TASK DESCRIPTION =>
Copy each line below in which the string "Probability" occurs.

SUPPLIED RECORDS =>
┌──
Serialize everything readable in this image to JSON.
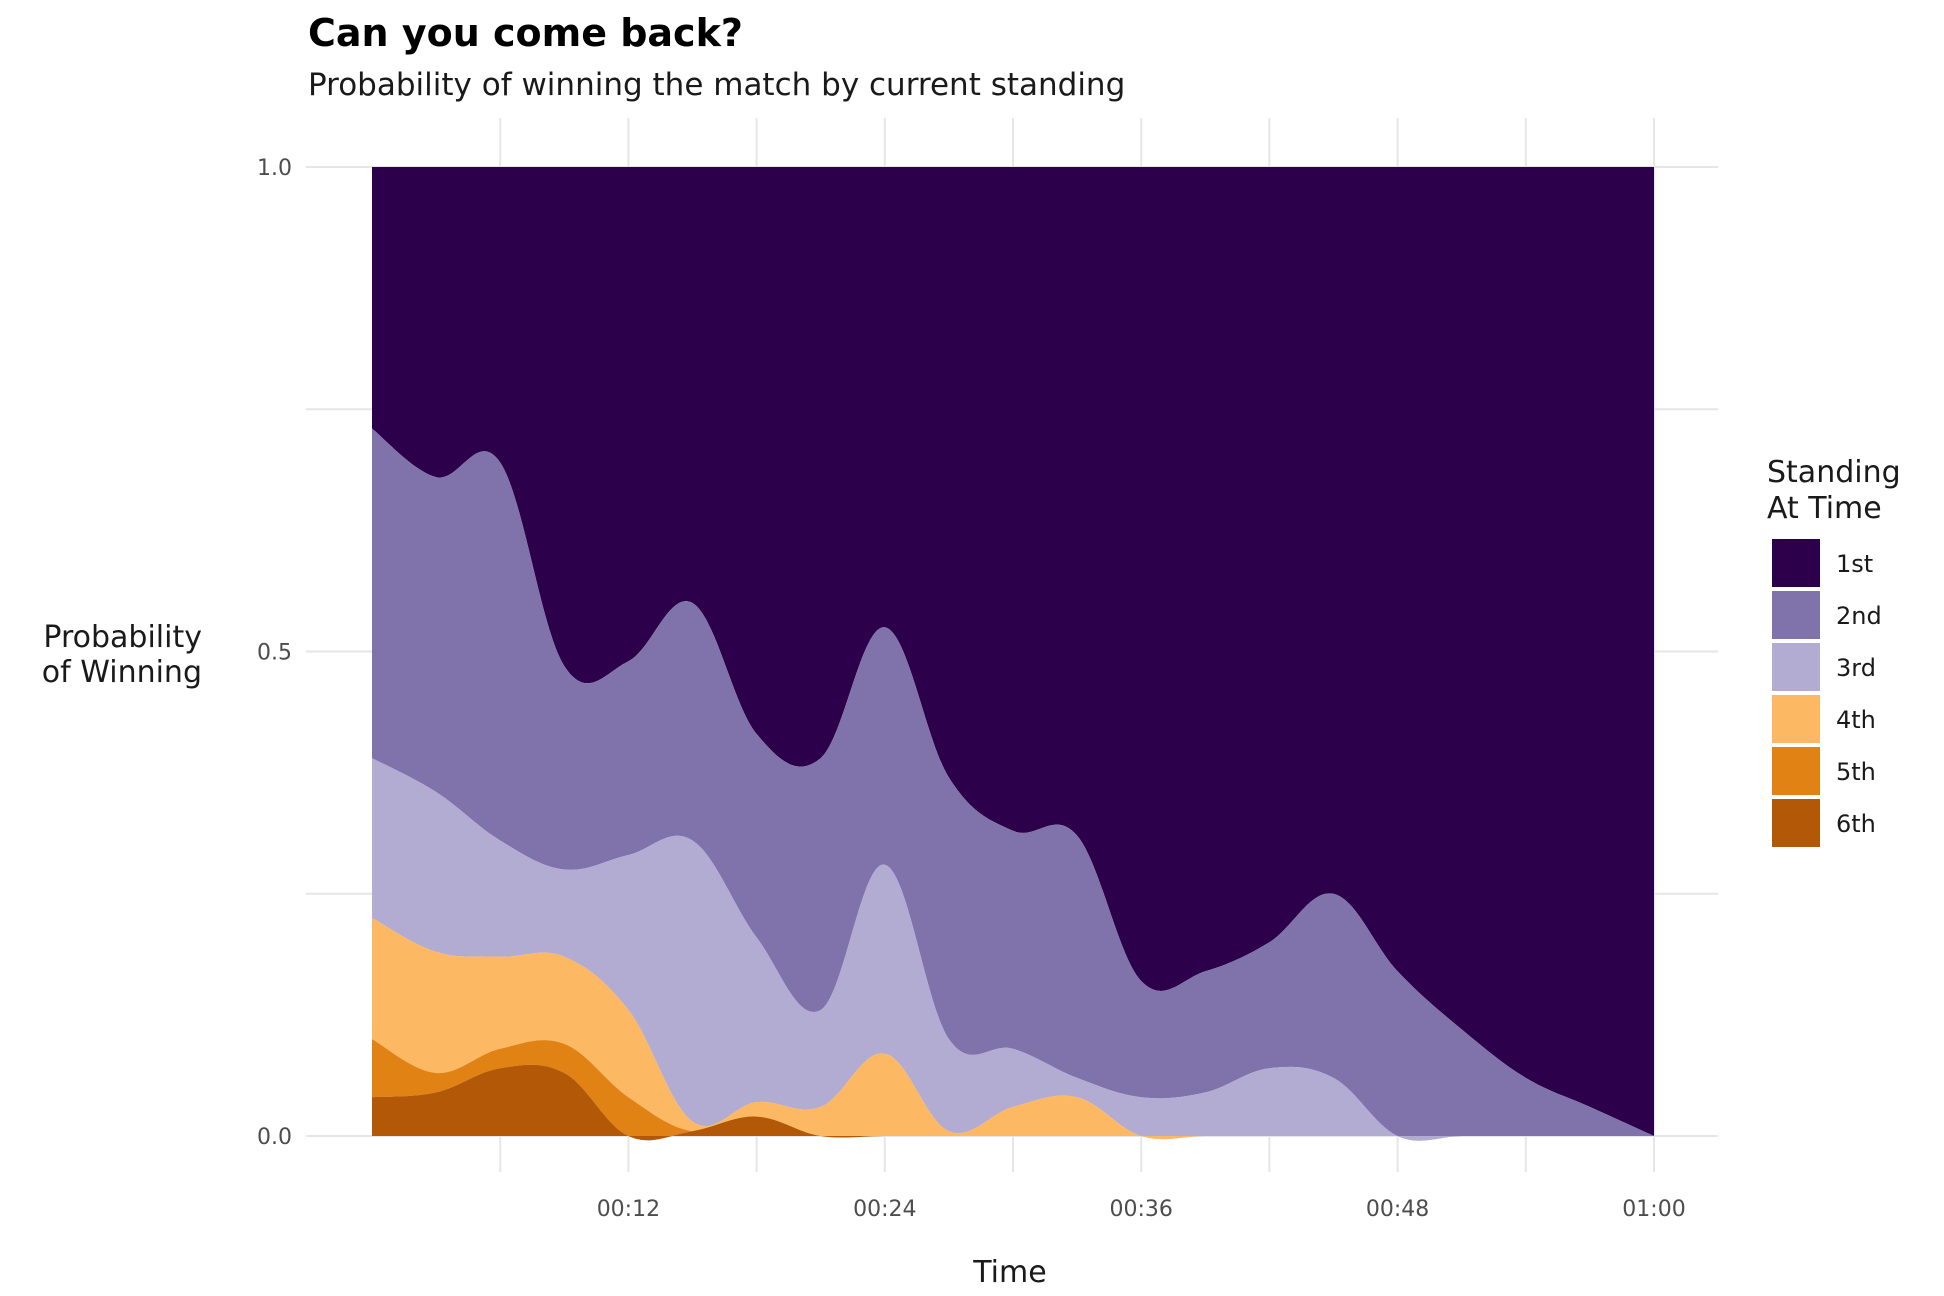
{
  "chart_data": {
    "type": "area",
    "stacked": "fill",
    "title": "Can you come back?",
    "subtitle": "Probability of winning the match by current standing",
    "xlabel": "Time",
    "ylabel_lines": [
      "Probability",
      "of Winning"
    ],
    "xlim": [
      0,
      60
    ],
    "ylim": [
      0,
      1
    ],
    "x_ticks": [
      {
        "value": 12,
        "label": "00:12"
      },
      {
        "value": 24,
        "label": "00:24"
      },
      {
        "value": 36,
        "label": "00:36"
      },
      {
        "value": 48,
        "label": "00:48"
      },
      {
        "value": 60,
        "label": "01:00"
      }
    ],
    "y_ticks": [
      {
        "value": 0,
        "label": "0.0"
      },
      {
        "value": 0.5,
        "label": "0.5"
      },
      {
        "value": 1,
        "label": "1.0"
      }
    ],
    "x_minor_ticks": [
      6,
      18,
      30,
      42,
      54
    ],
    "y_minor_ticks": [
      0.25,
      0.75
    ],
    "grid": true,
    "legend": {
      "title_lines": [
        "Standing",
        "At Time"
      ],
      "position": "right"
    },
    "x": [
      0,
      3,
      6,
      9,
      12,
      15,
      18,
      21,
      24,
      27,
      30,
      33,
      36,
      39,
      42,
      45,
      48,
      51,
      54,
      57,
      60
    ],
    "series": [
      {
        "name": "6th",
        "color": "#B35806",
        "values": [
          0.04,
          0.045,
          0.07,
          0.065,
          0.0,
          0.005,
          0.02,
          0.0,
          0.0,
          0.0,
          0.0,
          0.0,
          0.0,
          0.0,
          0.0,
          0.0,
          0.0,
          0.0,
          0.0,
          0.0,
          0.0
        ]
      },
      {
        "name": "5th",
        "color": "#E08214",
        "values": [
          0.06,
          0.02,
          0.02,
          0.03,
          0.04,
          0.0,
          0.0,
          0.0,
          0.0,
          0.0,
          0.0,
          0.0,
          0.0,
          0.0,
          0.0,
          0.0,
          0.0,
          0.0,
          0.0,
          0.0,
          0.0
        ]
      },
      {
        "name": "4th",
        "color": "#FDB863",
        "values": [
          0.125,
          0.125,
          0.095,
          0.09,
          0.09,
          0.01,
          0.015,
          0.03,
          0.085,
          0.005,
          0.03,
          0.04,
          0.0,
          0.0,
          0.0,
          0.0,
          0.0,
          0.0,
          0.0,
          0.0,
          0.0
        ]
      },
      {
        "name": "3rd",
        "color": "#B2ABD2",
        "values": [
          0.165,
          0.165,
          0.12,
          0.09,
          0.16,
          0.29,
          0.17,
          0.1,
          0.195,
          0.095,
          0.06,
          0.02,
          0.04,
          0.045,
          0.07,
          0.06,
          0.0,
          0.0,
          0.0,
          0.0,
          0.0
        ]
      },
      {
        "name": "2nd",
        "color": "#8073AC",
        "values": [
          0.34,
          0.325,
          0.39,
          0.21,
          0.2,
          0.245,
          0.21,
          0.26,
          0.245,
          0.27,
          0.225,
          0.25,
          0.12,
          0.125,
          0.13,
          0.19,
          0.17,
          0.11,
          0.06,
          0.03,
          0.0
        ]
      },
      {
        "name": "1st",
        "color": "#2D004B",
        "values": [
          0.27,
          0.32,
          0.305,
          0.515,
          0.51,
          0.45,
          0.585,
          0.61,
          0.475,
          0.63,
          0.685,
          0.69,
          0.84,
          0.83,
          0.8,
          0.75,
          0.83,
          0.89,
          0.94,
          0.97,
          1.0
        ]
      }
    ]
  }
}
└──
REPLY =>
    "subtitle": "Probability of winning the match by current standing",
      "Probability",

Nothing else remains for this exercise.